* [INPUT RECORDS]
--- BEGIN ---
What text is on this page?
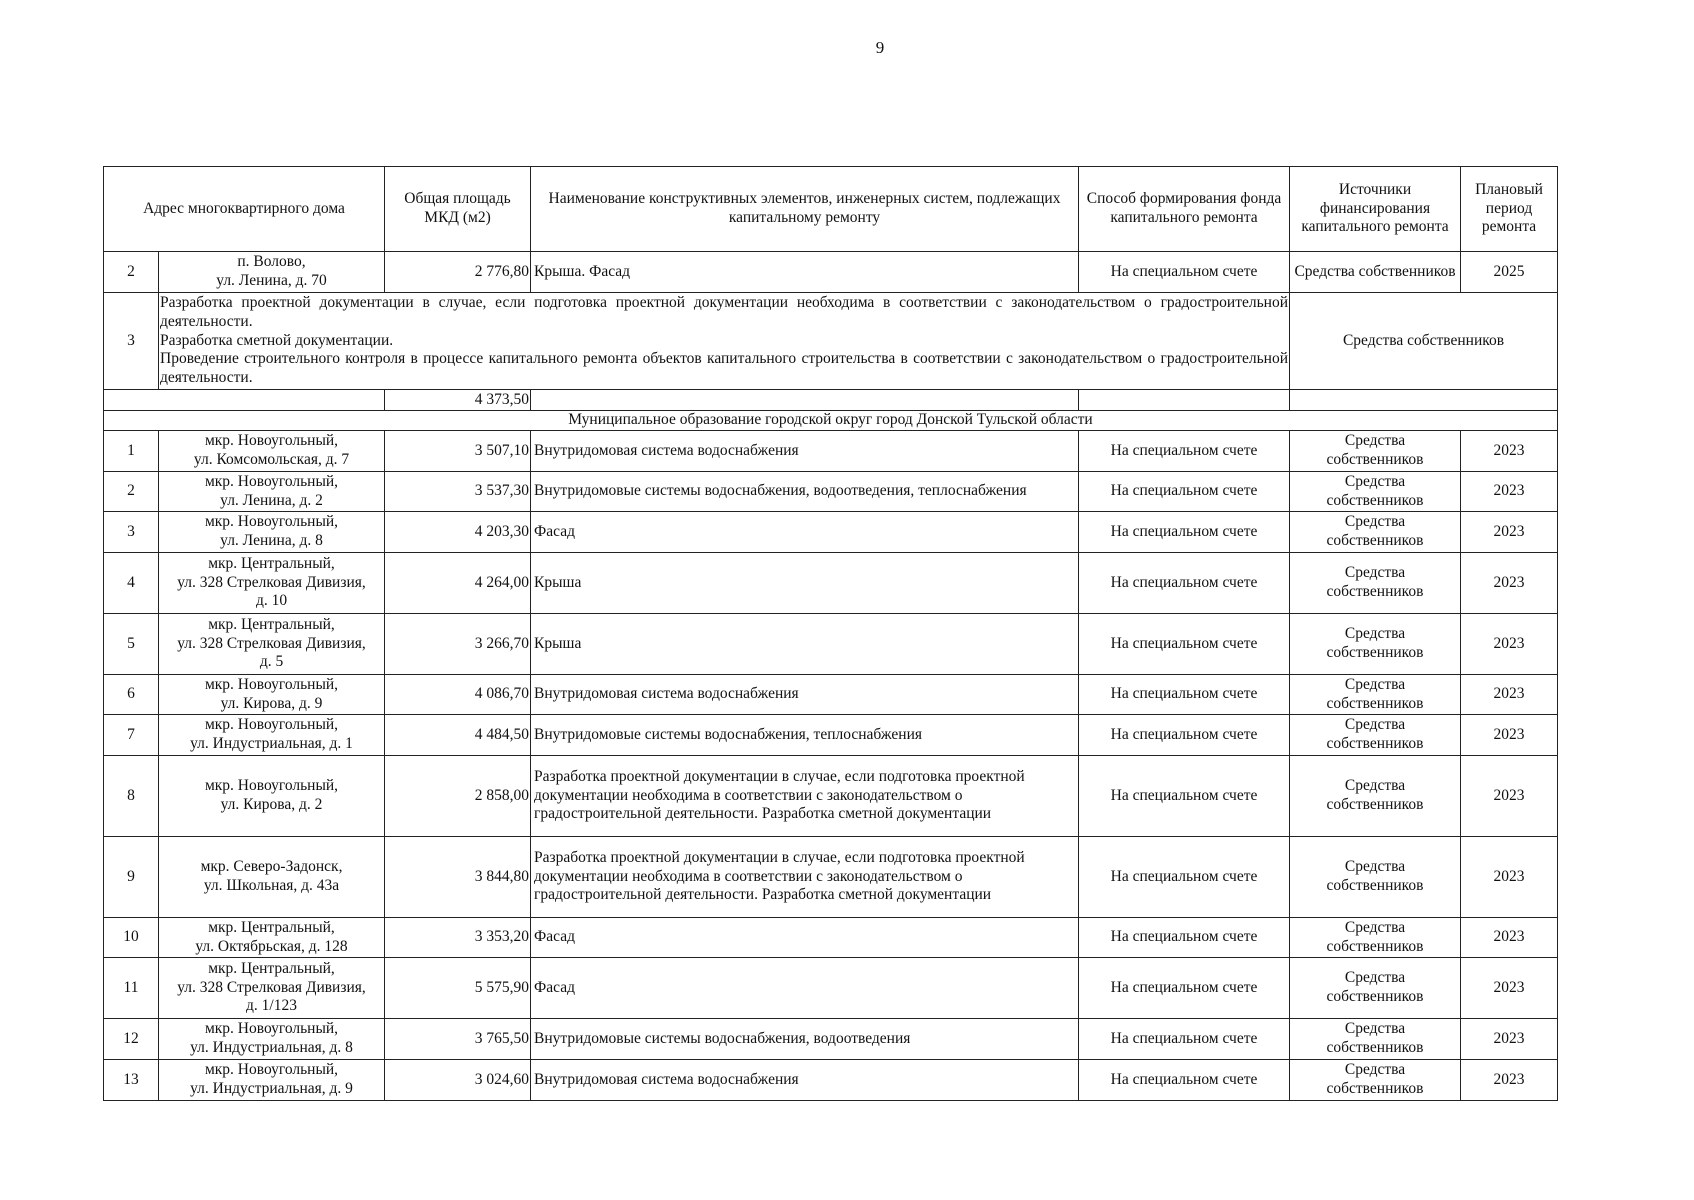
9
Адрес многоквартирного дома		Общая площадь МКД (м2)	Наименование конструктивных элементов, инженерных систем, подлежащих капитальному ремонту	Способ формирования фонда капитального ремонта	Источники финансирования капитального ремонта	Плановый период ремонта
2	п. Волово,
ул. Ленина, д. 70	2 776,80	Крыша. Фасад	На специальном счете	Средства собственников	2025
3	Разработка проектной документации в случае, если подготовка проектной документации необходима в соответствии с законодательством о градостроительной деятельности.
Разработка сметной документации.
Проведение строительного контроля в процессе капитального ремонта объектов капитального строительства в соответствии с законодательством о градостроительной деятельности.				Средства собственников	
		4 373,50				
Муниципальное образование городской округ город Донской Тульской области						
1	мкр. Новоугольный,
ул. Комсомольская, д. 7	3 507,10	Внутридомовая система водоснабжения	На специальном счете	Средства собственников	2023
2	мкр. Новоугольный,
ул. Ленина, д. 2	3 537,30	Внутридомовые системы водоснабжения, водоотведения, теплоснабжения	На специальном счете	Средства собственников	2023
3	мкр. Новоугольный,
ул. Ленина, д. 8	4 203,30	Фасад	На специальном счете	Средства собственников	2023
4	мкр. Центральный,
ул. 328 Стрелковая Дивизия,
д. 10	4 264,00	Крыша	На специальном счете	Средства собственников	2023
5	мкр. Центральный,
ул. 328 Стрелковая Дивизия,
д. 5	3 266,70	Крыша	На специальном счете	Средства собственников	2023
6	мкр. Новоугольный,
ул. Кирова, д. 9	4 086,70	Внутридомовая система водоснабжения	На специальном счете	Средства собственников	2023
7	мкр. Новоугольный,
ул. Индустриальная, д. 1	4 484,50	Внутридомовые системы водоснабжения, теплоснабжения	На специальном счете	Средства собственников	2023
8	мкр. Новоугольный,
ул. Кирова, д. 2	2 858,00	Разработка проектной документации в случае, если подготовка проектной документации необходима в соответствии с законодательством о градостроительной деятельности. Разработка сметной документации	На специальном счете	Средства собственников	2023
9	мкр. Северо-Задонск,
ул. Школьная, д. 43а	3 844,80	Разработка проектной документации в случае, если подготовка проектной документации необходима в соответствии с законодательством о градостроительной деятельности. Разработка сметной документации	На специальном счете	Средства собственников	2023
10	мкр. Центральный,
ул. Октябрьская, д. 128	3 353,20	Фасад	На специальном счете	Средства собственников	2023
11	мкр. Центральный,
ул. 328 Стрелковая Дивизия,
д. 1/123	5 575,90	Фасад	На специальном счете	Средства собственников	2023
12	мкр. Новоугольный,
ул. Индустриальная, д. 8	3 765,50	Внутридомовые системы водоснабжения, водоотведения	На специальном счете	Средства собственников	2023
13	мкр. Новоугольный,
ул. Индустриальная, д. 9	3 024,60	Внутридомовая система водоснабжения	На специальном счете	Средства собственников	2023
--- END ---
* [EXERCISE INSTRUCTIONS] Copy out each line of the data where the string "Новоугольный" appears.

* [RESPONSE TO THE EXERCISE]
1	мкр. Новоугольный,
2	мкр. Новоугольный,
3	мкр. Новоугольный,
6	мкр. Новоугольный,
7	мкр. Новоугольный,
8	мкр. Новоугольный,
12	мкр. Новоугольный,
13	мкр. Новоугольный,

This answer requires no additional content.